start

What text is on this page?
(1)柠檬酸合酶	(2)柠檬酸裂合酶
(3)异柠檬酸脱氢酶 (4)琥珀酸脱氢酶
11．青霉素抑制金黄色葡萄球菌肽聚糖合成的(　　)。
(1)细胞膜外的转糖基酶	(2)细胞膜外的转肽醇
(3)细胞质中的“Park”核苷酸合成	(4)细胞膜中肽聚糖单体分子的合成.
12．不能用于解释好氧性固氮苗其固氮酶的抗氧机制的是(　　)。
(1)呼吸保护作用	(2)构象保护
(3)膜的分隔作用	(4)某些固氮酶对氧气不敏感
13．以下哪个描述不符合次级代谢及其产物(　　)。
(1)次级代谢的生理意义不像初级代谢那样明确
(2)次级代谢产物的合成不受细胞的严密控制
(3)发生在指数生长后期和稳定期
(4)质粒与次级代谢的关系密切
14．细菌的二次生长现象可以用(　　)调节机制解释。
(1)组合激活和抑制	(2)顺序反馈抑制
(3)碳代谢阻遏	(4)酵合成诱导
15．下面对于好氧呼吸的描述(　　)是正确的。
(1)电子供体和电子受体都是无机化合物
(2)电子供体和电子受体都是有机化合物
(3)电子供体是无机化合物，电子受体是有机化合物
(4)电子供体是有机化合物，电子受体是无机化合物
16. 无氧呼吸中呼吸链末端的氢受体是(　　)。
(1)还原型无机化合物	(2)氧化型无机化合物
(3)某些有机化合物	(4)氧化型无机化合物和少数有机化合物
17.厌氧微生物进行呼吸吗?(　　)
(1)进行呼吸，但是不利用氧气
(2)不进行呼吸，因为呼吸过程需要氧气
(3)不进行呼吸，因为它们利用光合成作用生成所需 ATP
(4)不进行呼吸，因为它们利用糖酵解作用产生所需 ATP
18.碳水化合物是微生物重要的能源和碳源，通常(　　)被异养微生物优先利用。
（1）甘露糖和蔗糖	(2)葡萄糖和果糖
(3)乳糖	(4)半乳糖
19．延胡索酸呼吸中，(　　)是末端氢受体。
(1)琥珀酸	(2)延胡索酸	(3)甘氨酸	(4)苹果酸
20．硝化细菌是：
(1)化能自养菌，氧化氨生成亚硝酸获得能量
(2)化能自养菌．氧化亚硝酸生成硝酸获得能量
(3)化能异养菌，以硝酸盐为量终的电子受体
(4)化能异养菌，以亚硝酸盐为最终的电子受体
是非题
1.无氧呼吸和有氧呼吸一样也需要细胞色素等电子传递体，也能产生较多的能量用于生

end

● **Task details**
Type out the full listing again, exactly as given.

● **Response to the exercise**
What text is on this page?
(1)柠檬酸合酶	(2)柠檬酸裂合酶
(3)异柠檬酸脱氢酶 (4)琥珀酸脱氢酶
11．青霉素抑制金黄色葡萄球菌肽聚糖合成的(　　)。
(1)细胞膜外的转糖基酶	(2)细胞膜外的转肽醇
(3)细胞质中的“Park”核苷酸合成	(4)细胞膜中肽聚糖单体分子的合成.
12．不能用于解释好氧性固氮苗其固氮酶的抗氧机制的是(　　)。
(1)呼吸保护作用	(2)构象保护
(3)膜的分隔作用	(4)某些固氮酶对氧气不敏感
13．以下哪个描述不符合次级代谢及其产物(　　)。
(1)次级代谢的生理意义不像初级代谢那样明确
(2)次级代谢产物的合成不受细胞的严密控制
(3)发生在指数生长后期和稳定期
(4)质粒与次级代谢的关系密切
14．细菌的二次生长现象可以用(　　)调节机制解释。
(1)组合激活和抑制	(2)顺序反馈抑制
(3)碳代谢阻遏	(4)酵合成诱导
15．下面对于好氧呼吸的描述(　　)是正确的。
(1)电子供体和电子受体都是无机化合物
(2)电子供体和电子受体都是有机化合物
(3)电子供体是无机化合物，电子受体是有机化合物
(4)电子供体是有机化合物，电子受体是无机化合物
16. 无氧呼吸中呼吸链末端的氢受体是(　　)。
(1)还原型无机化合物	(2)氧化型无机化合物
(3)某些有机化合物	(4)氧化型无机化合物和少数有机化合物
17.厌氧微生物进行呼吸吗?(　　)
(1)进行呼吸，但是不利用氧气
(2)不进行呼吸，因为呼吸过程需要氧气
(3)不进行呼吸，因为它们利用光合成作用生成所需 ATP
(4)不进行呼吸，因为它们利用糖酵解作用产生所需 ATP
18.碳水化合物是微生物重要的能源和碳源，通常(　　)被异养微生物优先利用。
（1）甘露糖和蔗糖	(2)葡萄糖和果糖
(3)乳糖	(4)半乳糖
19．延胡索酸呼吸中，(　　)是末端氢受体。
(1)琥珀酸	(2)延胡索酸	(3)甘氨酸	(4)苹果酸
20．硝化细菌是：
(1)化能自养菌，氧化氨生成亚硝酸获得能量
(2)化能自养菌．氧化亚硝酸生成硝酸获得能量
(3)化能异养菌，以硝酸盐为量终的电子受体
(4)化能异养菌，以亚硝酸盐为最终的电子受体
是非题
1.无氧呼吸和有氧呼吸一样也需要细胞色素等电子传递体，也能产生较多的能量用于生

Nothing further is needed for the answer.